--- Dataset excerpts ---
──────────────────────────────
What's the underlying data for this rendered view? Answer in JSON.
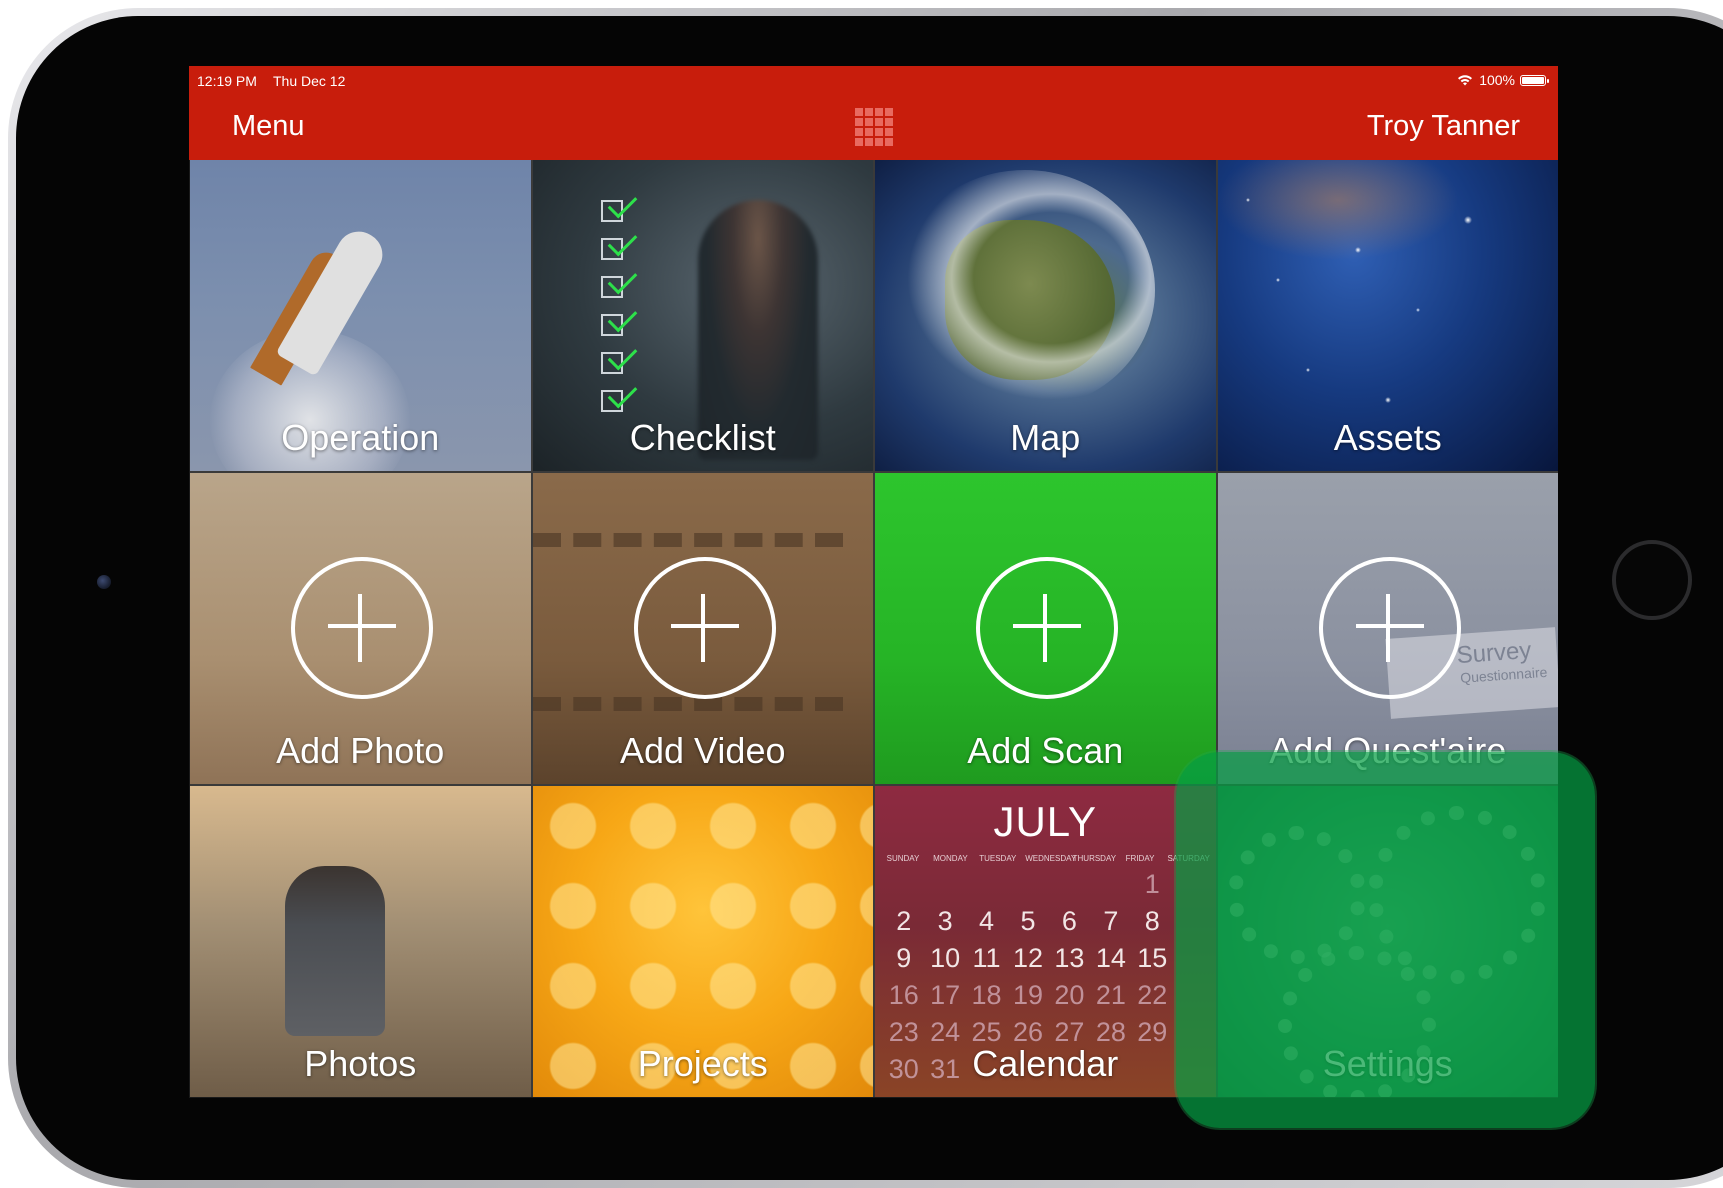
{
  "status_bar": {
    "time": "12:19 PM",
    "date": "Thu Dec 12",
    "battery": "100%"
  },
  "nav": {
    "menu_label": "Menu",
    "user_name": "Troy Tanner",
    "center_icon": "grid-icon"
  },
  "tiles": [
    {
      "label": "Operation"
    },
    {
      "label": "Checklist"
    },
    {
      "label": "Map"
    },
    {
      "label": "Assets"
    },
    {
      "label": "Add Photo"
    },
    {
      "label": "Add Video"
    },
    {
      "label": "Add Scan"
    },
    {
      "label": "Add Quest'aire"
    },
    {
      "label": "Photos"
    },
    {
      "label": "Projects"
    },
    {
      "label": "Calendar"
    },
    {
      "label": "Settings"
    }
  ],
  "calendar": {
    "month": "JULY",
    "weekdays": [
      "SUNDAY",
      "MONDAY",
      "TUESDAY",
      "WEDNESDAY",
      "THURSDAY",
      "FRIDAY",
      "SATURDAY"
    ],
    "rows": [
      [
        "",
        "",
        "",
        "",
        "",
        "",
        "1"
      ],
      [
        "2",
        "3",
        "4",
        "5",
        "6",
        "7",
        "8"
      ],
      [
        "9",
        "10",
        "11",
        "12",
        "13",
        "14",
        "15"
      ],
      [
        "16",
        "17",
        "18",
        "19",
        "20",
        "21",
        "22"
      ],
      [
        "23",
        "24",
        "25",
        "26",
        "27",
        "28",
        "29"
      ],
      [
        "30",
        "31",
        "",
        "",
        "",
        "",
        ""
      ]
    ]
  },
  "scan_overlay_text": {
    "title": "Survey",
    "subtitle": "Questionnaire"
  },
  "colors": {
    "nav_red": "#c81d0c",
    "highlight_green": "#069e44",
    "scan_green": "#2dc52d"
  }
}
──────────────────────────────
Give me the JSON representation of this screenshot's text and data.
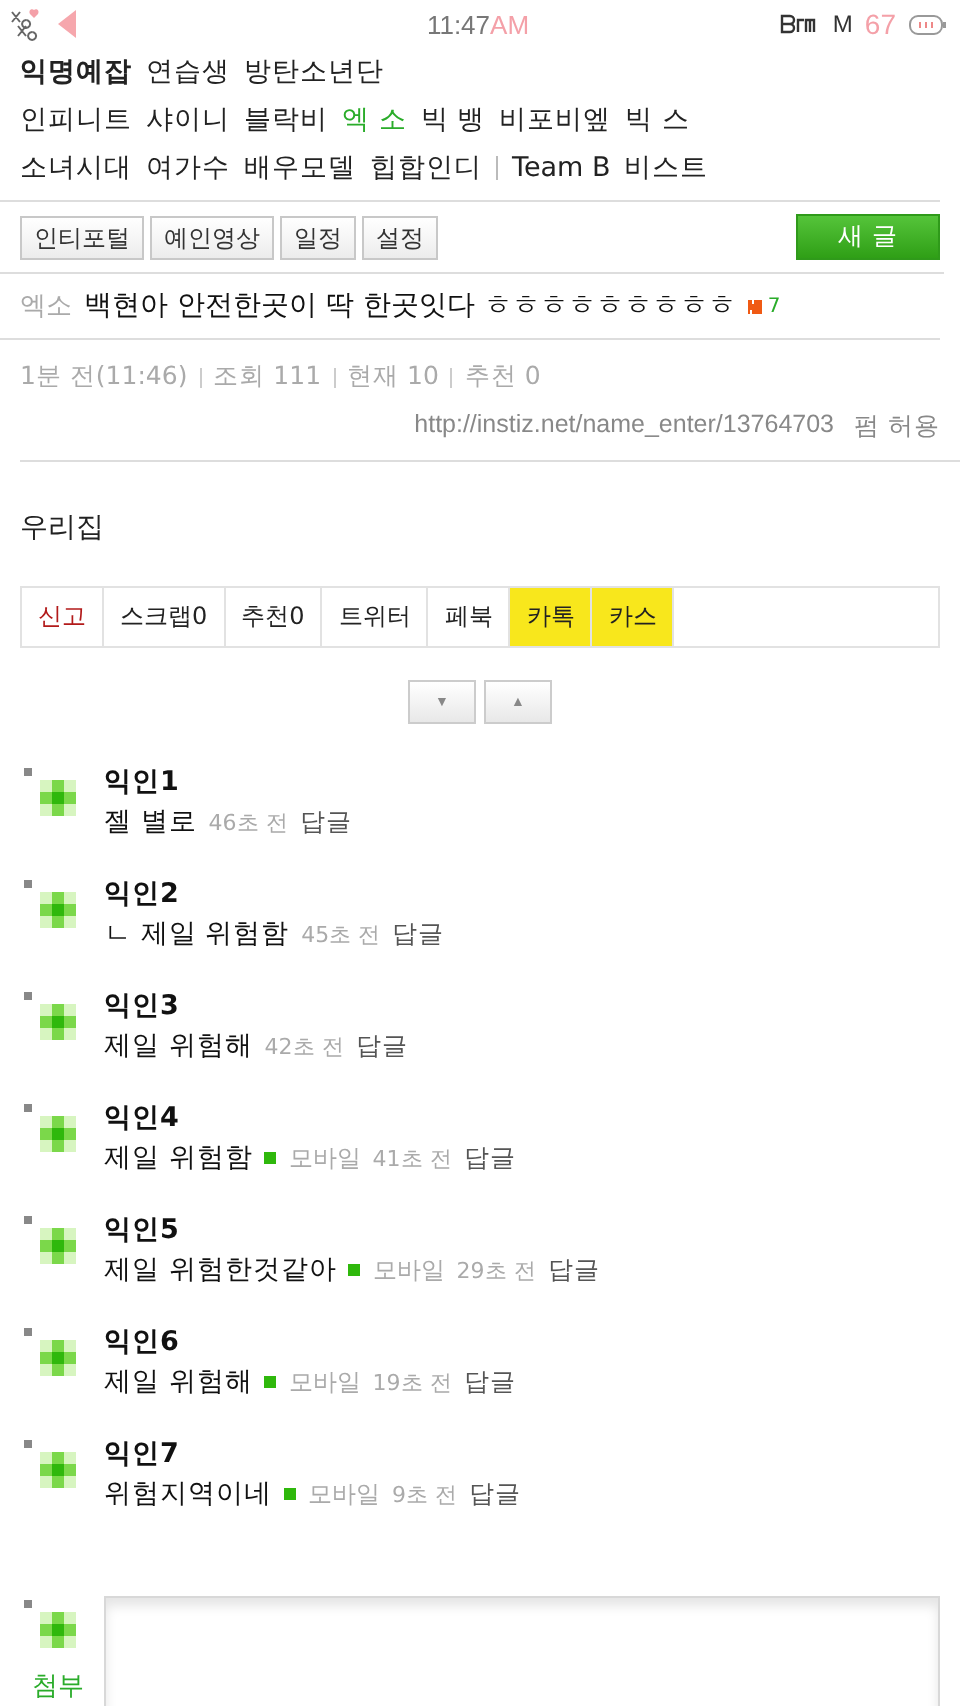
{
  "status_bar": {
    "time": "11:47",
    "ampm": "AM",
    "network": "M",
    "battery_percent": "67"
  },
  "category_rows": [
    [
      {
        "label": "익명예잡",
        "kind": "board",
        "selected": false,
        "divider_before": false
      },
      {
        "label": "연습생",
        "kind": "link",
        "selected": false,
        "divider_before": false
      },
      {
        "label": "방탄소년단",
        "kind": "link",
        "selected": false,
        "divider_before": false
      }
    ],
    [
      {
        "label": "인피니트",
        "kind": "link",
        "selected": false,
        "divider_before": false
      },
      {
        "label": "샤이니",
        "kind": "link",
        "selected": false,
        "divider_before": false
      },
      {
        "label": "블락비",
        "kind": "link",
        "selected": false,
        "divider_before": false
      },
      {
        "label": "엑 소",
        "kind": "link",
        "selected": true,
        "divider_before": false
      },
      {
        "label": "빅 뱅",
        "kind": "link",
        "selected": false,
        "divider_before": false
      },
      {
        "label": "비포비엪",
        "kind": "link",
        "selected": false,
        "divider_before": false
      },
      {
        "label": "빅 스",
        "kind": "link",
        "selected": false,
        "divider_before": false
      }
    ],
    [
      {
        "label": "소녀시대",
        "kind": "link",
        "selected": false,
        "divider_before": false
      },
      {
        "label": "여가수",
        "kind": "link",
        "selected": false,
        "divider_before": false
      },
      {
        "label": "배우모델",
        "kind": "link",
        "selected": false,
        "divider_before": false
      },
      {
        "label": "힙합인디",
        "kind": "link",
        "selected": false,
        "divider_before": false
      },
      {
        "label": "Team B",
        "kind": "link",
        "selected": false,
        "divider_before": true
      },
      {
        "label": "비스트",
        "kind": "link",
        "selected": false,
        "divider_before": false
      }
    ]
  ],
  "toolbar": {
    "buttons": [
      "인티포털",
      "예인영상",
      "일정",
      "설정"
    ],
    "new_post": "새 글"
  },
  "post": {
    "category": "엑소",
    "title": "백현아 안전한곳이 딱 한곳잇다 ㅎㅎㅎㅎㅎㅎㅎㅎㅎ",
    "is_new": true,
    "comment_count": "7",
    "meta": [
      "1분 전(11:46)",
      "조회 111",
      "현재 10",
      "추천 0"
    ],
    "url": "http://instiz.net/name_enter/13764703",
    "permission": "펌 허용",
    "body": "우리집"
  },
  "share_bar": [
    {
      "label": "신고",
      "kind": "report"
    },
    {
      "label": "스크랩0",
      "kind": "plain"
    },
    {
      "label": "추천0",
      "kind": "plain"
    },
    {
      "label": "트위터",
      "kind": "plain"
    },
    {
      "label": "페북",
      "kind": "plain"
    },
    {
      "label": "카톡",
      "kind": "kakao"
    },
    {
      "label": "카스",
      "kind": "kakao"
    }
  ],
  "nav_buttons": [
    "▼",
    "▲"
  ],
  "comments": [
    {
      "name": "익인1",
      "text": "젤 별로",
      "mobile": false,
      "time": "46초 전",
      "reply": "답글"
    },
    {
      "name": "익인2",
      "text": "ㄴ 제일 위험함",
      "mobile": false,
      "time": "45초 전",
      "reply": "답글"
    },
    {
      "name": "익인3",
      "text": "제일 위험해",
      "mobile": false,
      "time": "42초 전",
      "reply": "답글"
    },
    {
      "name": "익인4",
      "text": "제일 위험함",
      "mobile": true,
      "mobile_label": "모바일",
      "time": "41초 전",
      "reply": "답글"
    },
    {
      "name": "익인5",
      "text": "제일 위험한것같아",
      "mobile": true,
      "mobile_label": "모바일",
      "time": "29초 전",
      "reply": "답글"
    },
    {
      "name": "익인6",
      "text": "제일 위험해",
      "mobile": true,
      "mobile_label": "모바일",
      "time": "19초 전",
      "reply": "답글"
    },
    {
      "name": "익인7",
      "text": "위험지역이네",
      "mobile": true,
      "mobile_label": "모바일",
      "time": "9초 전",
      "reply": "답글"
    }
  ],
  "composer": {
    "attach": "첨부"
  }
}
──────────────────────────────
--- WHAT NEEDS TO BE DONE ---
List each line of the entries that holds the string "JSON".

--- SOLUTION BELOW ---
What's the underlying data for this rendered view? Answer in JSON.
Give me the JSON representation of this screenshot's text and data.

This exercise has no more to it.